▶ _Aim_
Read the records and write them out again exactly.

____ Material provided

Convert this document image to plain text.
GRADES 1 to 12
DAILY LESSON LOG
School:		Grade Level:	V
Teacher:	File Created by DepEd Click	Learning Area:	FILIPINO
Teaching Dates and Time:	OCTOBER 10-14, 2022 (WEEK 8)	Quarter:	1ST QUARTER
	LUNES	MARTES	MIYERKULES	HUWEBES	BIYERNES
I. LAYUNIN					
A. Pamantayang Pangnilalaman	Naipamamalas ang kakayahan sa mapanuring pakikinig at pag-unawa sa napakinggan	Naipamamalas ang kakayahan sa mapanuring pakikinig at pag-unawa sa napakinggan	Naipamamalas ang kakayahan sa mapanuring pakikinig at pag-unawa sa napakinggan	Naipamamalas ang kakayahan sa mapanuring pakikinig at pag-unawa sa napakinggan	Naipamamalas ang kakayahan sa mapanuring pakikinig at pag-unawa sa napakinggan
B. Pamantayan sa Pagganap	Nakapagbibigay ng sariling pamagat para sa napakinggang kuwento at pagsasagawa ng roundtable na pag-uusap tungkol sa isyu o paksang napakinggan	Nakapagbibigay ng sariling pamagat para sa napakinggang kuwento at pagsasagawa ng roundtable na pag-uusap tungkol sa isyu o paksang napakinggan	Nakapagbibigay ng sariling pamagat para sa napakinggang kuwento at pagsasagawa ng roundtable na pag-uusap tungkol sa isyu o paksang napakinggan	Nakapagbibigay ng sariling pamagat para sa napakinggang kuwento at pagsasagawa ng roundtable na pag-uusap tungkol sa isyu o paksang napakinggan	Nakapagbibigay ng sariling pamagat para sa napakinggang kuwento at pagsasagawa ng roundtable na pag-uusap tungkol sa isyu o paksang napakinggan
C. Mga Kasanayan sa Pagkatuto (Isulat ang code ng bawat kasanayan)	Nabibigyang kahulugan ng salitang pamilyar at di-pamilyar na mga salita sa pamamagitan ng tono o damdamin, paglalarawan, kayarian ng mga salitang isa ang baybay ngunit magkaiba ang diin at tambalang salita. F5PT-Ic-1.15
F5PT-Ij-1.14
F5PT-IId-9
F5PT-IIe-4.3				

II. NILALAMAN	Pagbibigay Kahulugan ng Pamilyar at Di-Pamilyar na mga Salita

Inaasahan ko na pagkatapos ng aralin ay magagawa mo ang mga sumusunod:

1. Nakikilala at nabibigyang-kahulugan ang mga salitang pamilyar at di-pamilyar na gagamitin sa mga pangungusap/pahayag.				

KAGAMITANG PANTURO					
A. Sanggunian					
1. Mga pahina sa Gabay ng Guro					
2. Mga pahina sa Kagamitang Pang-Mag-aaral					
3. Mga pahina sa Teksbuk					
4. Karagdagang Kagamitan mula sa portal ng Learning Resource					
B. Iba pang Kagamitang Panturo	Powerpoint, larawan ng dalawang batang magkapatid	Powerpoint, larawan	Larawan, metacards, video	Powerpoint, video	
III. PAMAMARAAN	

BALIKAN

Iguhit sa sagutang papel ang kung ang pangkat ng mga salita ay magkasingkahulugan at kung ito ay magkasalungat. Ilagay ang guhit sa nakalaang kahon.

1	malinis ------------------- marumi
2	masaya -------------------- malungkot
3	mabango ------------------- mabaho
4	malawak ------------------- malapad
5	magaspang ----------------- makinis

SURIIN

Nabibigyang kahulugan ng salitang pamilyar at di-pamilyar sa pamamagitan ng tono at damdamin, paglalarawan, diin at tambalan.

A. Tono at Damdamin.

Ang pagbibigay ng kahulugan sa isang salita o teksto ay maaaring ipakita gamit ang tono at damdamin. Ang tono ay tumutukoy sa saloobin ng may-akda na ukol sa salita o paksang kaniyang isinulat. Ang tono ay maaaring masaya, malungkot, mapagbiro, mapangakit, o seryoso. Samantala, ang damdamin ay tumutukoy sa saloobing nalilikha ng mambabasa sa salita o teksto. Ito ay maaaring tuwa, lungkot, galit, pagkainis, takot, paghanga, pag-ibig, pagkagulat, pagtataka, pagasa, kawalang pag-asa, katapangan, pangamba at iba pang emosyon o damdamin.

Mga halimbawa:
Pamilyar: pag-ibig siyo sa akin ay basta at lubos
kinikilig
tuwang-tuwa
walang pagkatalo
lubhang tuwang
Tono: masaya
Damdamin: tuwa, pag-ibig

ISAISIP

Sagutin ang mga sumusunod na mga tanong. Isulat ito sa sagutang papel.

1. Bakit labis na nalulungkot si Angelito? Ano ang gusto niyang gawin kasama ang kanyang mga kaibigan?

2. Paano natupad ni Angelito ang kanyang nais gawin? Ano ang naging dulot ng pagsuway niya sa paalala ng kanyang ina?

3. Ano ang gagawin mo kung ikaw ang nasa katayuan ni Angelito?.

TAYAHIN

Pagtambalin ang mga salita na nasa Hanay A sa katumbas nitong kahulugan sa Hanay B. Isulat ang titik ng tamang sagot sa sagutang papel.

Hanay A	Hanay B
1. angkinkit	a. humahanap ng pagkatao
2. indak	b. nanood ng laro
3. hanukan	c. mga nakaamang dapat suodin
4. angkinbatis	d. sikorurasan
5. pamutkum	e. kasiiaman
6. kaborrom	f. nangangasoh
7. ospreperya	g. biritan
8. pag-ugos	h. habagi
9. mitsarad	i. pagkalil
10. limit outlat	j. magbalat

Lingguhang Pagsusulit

________

▶ _Response for this exercise_
Convert this document image to plain text.
GRADES 1 to 12
DAILY LESSON LOG
School:		Grade Level:	V
Teacher:	File Created by DepEd Click	Learning Area:	FILIPINO
Teaching Dates and Time:	OCTOBER 10-14, 2022 (WEEK 8)	Quarter:	1ST QUARTER
	LUNES	MARTES	MIYERKULES	HUWEBES	BIYERNES
I. LAYUNIN					
A. Pamantayang Pangnilalaman	Naipamamalas ang kakayahan sa mapanuring pakikinig at pag-unawa sa napakinggan	Naipamamalas ang kakayahan sa mapanuring pakikinig at pag-unawa sa napakinggan	Naipamamalas ang kakayahan sa mapanuring pakikinig at pag-unawa sa napakinggan	Naipamamalas ang kakayahan sa mapanuring pakikinig at pag-unawa sa napakinggan	Naipamamalas ang kakayahan sa mapanuring pakikinig at pag-unawa sa napakinggan
B. Pamantayan sa Pagganap	Nakapagbibigay ng sariling pamagat para sa napakinggang kuwento at pagsasagawa ng roundtable na pag-uusap tungkol sa isyu o paksang napakinggan	Nakapagbibigay ng sariling pamagat para sa napakinggang kuwento at pagsasagawa ng roundtable na pag-uusap tungkol sa isyu o paksang napakinggan	Nakapagbibigay ng sariling pamagat para sa napakinggang kuwento at pagsasagawa ng roundtable na pag-uusap tungkol sa isyu o paksang napakinggan	Nakapagbibigay ng sariling pamagat para sa napakinggang kuwento at pagsasagawa ng roundtable na pag-uusap tungkol sa isyu o paksang napakinggan	Nakapagbibigay ng sariling pamagat para sa napakinggang kuwento at pagsasagawa ng roundtable na pag-uusap tungkol sa isyu o paksang napakinggan
C. Mga Kasanayan sa Pagkatuto (Isulat ang code ng bawat kasanayan)	Nabibigyang kahulugan ng salitang pamilyar at di-pamilyar na mga salita sa pamamagitan ng tono o damdamin, paglalarawan, kayarian ng mga salitang isa ang baybay ngunit magkaiba ang diin at tambalang salita. F5PT-Ic-1.15
F5PT-Ij-1.14
F5PT-IId-9
F5PT-IIe-4.3				

II. NILALAMAN	Pagbibigay Kahulugan ng Pamilyar at Di-Pamilyar na mga Salita

Inaasahan ko na pagkatapos ng aralin ay magagawa mo ang mga sumusunod:

1. Nakikilala at nabibigyang-kahulugan ang mga salitang pamilyar at di-pamilyar na gagamitin sa mga pangungusap/pahayag.				

KAGAMITANG PANTURO					
A. Sanggunian					
1. Mga pahina sa Gabay ng Guro					
2. Mga pahina sa Kagamitang Pang-Mag-aaral					
3. Mga pahina sa Teksbuk					
4. Karagdagang Kagamitan mula sa portal ng Learning Resource					
B. Iba pang Kagamitang Panturo	Powerpoint, larawan ng dalawang batang magkapatid	Powerpoint, larawan	Larawan, metacards, video	Powerpoint, video	
III. PAMAMARAAN	

BALIKAN

Iguhit sa sagutang papel ang kung ang pangkat ng mga salita ay magkasingkahulugan at kung ito ay magkasalungat. Ilagay ang guhit sa nakalaang kahon.

1	malinis ------------------- marumi
2	masaya -------------------- malungkot
3	mabango ------------------- mabaho
4	malawak ------------------- malapad
5	magaspang ----------------- makinis

SURIIN

Nabibigyang kahulugan ng salitang pamilyar at di-pamilyar sa pamamagitan ng tono at damdamin, paglalarawan, diin at tambalan.

A. Tono at Damdamin.

Ang pagbibigay ng kahulugan sa isang salita o teksto ay maaaring ipakita gamit ang tono at damdamin. Ang tono ay tumutukoy sa saloobin ng may-akda na ukol sa salita o paksang kaniyang isinulat. Ang tono ay maaaring masaya, malungkot, mapagbiro, mapangakit, o seryoso. Samantala, ang damdamin ay tumutukoy sa saloobing nalilikha ng mambabasa sa salita o teksto. Ito ay maaaring tuwa, lungkot, galit, pagkainis, takot, paghanga, pag-ibig, pagkagulat, pagtataka, pagasa, kawalang pag-asa, katapangan, pangamba at iba pang emosyon o damdamin.

Mga halimbawa:
Pamilyar: pag-ibig siyo sa akin ay basta at lubos
kinikilig
tuwang-tuwa
walang pagkatalo
lubhang tuwang
Tono: masaya
Damdamin: tuwa, pag-ibig

ISAISIP

Sagutin ang mga sumusunod na mga tanong. Isulat ito sa sagutang papel.

1. Bakit labis na nalulungkot si Angelito? Ano ang gusto niyang gawin kasama ang kanyang mga kaibigan?

2. Paano natupad ni Angelito ang kanyang nais gawin? Ano ang naging dulot ng pagsuway niya sa paalala ng kanyang ina?

3. Ano ang gagawin mo kung ikaw ang nasa katayuan ni Angelito?.

TAYAHIN

Pagtambalin ang mga salita na nasa Hanay A sa katumbas nitong kahulugan sa Hanay B. Isulat ang titik ng tamang sagot sa sagutang papel.

Hanay A	Hanay B
1. angkinkit	a. humahanap ng pagkatao
2. indak	b. nanood ng laro
3. hanukan	c. mga nakaamang dapat suodin
4. angkinbatis	d. sikorurasan
5. pamutkum	e. kasiiaman
6. kaborrom	f. nangangasoh
7. ospreperya	g. biritan
8. pag-ugos	h. habagi
9. mitsarad	i. pagkalil
10. limit outlat	j. magbalat

Lingguhang Pagsusulit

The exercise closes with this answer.